▽

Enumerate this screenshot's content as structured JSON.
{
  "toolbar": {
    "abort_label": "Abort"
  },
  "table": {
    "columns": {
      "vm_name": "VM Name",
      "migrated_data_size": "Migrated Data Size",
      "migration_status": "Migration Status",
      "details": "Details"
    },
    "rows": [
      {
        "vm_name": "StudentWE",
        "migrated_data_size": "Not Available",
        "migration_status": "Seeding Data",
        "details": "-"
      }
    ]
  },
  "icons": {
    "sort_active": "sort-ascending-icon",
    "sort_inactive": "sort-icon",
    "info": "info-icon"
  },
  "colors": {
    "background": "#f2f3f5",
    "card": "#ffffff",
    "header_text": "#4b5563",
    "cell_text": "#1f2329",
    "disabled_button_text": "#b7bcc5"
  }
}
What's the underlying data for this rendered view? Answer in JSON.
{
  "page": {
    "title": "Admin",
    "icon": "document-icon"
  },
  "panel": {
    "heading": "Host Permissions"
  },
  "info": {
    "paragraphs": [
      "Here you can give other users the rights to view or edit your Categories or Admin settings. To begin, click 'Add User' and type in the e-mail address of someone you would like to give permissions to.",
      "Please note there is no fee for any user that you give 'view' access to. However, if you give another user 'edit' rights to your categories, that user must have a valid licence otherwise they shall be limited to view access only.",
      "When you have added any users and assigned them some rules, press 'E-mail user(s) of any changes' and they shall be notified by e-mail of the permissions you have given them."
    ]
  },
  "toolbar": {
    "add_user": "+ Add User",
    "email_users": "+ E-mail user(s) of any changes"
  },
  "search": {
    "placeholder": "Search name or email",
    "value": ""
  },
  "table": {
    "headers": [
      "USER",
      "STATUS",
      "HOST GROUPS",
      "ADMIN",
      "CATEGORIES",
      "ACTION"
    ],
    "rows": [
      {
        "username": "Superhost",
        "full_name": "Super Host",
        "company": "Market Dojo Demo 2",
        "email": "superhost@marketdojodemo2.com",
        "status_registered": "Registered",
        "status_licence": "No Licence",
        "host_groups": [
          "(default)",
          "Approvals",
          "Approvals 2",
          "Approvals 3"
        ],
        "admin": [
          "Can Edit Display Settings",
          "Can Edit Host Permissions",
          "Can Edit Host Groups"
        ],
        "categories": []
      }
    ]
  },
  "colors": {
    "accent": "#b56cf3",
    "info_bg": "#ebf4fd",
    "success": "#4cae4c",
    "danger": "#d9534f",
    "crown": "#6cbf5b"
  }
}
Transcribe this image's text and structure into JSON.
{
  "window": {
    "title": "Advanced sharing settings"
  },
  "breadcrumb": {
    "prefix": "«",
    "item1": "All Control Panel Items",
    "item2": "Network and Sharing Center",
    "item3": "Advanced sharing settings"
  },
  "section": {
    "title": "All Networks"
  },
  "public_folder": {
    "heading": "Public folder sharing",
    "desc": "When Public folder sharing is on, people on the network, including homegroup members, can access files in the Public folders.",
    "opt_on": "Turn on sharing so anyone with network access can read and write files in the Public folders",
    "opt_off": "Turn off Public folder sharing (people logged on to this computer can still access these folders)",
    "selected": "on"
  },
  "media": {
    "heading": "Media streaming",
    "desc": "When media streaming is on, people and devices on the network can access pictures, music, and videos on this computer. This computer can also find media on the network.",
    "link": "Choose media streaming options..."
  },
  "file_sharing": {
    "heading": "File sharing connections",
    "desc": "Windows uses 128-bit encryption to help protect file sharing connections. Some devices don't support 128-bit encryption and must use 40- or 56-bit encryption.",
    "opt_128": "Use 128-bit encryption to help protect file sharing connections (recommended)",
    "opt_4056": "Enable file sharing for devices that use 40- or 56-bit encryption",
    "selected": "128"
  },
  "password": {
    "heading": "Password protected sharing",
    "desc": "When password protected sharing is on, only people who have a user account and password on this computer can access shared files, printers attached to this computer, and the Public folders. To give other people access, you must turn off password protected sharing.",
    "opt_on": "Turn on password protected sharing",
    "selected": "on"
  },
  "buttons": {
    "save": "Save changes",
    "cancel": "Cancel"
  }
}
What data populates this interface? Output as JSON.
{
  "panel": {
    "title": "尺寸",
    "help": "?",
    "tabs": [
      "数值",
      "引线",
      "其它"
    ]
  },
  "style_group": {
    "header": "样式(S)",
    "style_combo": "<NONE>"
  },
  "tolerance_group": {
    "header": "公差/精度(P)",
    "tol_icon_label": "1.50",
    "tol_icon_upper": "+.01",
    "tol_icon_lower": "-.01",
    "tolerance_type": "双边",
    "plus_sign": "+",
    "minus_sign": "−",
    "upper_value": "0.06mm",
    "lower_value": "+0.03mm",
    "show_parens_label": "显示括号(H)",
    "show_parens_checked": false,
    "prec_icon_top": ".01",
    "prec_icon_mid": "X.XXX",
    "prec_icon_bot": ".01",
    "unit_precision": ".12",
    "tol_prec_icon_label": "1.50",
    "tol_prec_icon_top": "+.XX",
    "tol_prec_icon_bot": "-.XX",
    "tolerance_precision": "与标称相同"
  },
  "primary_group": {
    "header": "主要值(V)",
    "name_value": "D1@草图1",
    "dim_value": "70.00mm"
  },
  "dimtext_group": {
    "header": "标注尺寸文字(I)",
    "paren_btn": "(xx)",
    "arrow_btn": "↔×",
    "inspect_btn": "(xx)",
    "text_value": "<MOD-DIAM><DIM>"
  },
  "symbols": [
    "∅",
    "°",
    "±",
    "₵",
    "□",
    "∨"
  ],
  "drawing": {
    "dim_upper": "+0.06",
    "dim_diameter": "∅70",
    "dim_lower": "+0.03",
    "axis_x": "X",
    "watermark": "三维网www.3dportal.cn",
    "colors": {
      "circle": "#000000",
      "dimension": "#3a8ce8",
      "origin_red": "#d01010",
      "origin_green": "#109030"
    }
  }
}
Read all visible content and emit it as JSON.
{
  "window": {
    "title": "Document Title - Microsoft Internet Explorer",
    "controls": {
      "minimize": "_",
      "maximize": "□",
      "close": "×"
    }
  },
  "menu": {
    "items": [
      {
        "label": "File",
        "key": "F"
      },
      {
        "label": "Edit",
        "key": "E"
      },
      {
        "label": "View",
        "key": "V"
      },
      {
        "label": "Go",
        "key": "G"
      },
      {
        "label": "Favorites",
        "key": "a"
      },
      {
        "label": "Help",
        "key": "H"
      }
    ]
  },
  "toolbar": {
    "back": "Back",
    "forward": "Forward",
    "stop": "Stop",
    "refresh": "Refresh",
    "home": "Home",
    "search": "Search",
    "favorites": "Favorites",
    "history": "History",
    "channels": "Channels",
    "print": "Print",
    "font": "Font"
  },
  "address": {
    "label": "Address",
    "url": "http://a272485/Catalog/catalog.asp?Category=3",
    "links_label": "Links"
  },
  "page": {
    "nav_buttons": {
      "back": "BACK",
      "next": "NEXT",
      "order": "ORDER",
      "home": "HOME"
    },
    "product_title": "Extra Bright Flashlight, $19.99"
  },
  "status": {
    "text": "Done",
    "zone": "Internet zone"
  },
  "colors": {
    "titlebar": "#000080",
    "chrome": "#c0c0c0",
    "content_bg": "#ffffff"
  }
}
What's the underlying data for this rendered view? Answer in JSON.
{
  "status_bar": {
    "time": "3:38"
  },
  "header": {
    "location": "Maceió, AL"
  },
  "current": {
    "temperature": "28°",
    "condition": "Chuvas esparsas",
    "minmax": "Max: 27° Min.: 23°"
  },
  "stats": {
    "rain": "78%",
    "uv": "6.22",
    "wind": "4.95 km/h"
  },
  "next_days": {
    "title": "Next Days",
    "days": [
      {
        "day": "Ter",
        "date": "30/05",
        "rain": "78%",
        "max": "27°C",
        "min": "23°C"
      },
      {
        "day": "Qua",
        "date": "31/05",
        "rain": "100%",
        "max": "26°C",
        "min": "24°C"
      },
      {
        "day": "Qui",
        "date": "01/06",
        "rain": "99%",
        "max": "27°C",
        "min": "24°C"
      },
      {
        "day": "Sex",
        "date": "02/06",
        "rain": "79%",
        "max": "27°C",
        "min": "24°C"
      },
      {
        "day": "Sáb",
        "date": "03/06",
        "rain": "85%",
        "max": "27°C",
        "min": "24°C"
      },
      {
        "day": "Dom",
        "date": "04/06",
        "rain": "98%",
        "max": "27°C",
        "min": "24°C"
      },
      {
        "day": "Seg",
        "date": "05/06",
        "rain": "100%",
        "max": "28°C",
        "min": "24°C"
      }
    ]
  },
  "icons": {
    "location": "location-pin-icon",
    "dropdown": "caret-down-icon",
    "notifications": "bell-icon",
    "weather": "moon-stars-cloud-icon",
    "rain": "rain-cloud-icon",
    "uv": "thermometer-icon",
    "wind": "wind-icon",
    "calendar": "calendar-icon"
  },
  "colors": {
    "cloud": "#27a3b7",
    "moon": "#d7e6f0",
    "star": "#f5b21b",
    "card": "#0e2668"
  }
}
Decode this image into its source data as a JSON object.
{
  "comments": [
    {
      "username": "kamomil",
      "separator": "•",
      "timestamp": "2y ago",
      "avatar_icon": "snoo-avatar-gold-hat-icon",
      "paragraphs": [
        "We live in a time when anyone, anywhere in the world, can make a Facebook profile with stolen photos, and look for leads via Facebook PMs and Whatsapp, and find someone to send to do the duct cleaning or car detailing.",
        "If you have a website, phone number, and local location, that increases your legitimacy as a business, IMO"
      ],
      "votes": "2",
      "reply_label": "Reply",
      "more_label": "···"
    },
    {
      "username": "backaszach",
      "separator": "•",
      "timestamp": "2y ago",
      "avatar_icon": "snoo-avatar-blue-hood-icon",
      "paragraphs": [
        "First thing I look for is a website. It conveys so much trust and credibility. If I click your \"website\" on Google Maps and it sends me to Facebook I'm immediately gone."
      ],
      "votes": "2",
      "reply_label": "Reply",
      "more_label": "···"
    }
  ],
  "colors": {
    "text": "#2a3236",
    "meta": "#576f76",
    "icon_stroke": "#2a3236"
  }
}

△

**Objective:** Locate the line that contains "Decode this image", then please quote it and every line after it to the end of the entries above, exactly and with nothing else.

**Response to the task:**
Decode this image into its source data as a JSON object.
{
  "comments": [
    {
      "username": "kamomil",
      "separator": "•",
      "timestamp": "2y ago",
      "avatar_icon": "snoo-avatar-gold-hat-icon",
      "paragraphs": [
        "We live in a time when anyone, anywhere in the world, can make a Facebook profile with stolen photos, and look for leads via Facebook PMs and Whatsapp, and find someone to send to do the duct cleaning or car detailing.",
        "If you have a website, phone number, and local location, that increases your legitimacy as a business, IMO"
      ],
      "votes": "2",
      "reply_label": "Reply",
      "more_label": "···"
    },
    {
      "username": "backaszach",
      "separator": "•",
      "timestamp": "2y ago",
      "avatar_icon": "snoo-avatar-blue-hood-icon",
      "paragraphs": [
        "First thing I look for is a website. It conveys so much trust and credibility. If I click your \"website\" on Google Maps and it sends me to Facebook I'm immediately gone."
      ],
      "votes": "2",
      "reply_label": "Reply",
      "more_label": "···"
    }
  ],
  "colors": {
    "text": "#2a3236",
    "meta": "#576f76",
    "icon_stroke": "#2a3236"
  }
}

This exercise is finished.